__Goal__
Within the data below, state how many lines contain the string "name". Provide the number only.

Extracted data entries:
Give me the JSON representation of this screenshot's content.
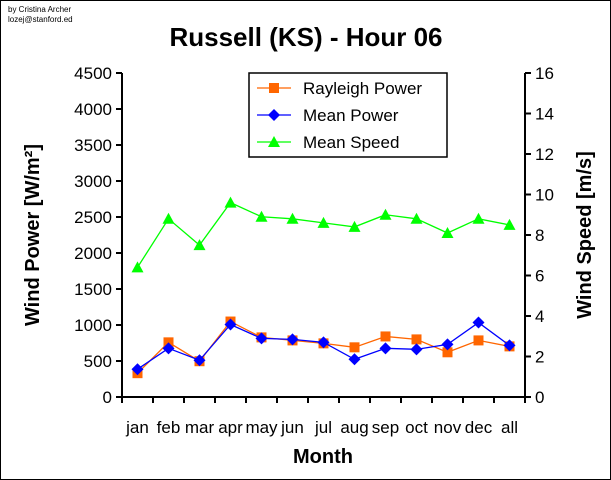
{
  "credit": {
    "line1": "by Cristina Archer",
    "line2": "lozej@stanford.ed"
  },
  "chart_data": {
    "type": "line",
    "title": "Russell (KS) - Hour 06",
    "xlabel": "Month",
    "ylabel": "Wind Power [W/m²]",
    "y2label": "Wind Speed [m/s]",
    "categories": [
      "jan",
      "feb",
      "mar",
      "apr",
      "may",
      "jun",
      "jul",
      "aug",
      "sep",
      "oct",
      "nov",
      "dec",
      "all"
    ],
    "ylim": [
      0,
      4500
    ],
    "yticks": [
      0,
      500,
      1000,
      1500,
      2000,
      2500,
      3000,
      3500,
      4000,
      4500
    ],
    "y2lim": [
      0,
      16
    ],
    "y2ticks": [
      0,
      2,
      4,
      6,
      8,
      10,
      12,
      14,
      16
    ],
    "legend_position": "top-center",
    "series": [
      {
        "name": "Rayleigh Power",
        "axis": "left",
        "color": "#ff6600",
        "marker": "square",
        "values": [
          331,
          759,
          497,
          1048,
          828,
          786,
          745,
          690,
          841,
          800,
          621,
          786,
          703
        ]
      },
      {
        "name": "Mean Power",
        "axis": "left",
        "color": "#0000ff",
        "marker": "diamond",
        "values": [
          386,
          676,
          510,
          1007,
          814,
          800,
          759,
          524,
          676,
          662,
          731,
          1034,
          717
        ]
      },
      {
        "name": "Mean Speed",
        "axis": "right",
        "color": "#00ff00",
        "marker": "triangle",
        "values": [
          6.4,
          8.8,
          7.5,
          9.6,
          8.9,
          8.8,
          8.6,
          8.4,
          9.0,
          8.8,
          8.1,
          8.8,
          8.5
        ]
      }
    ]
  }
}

__Problem solution__
3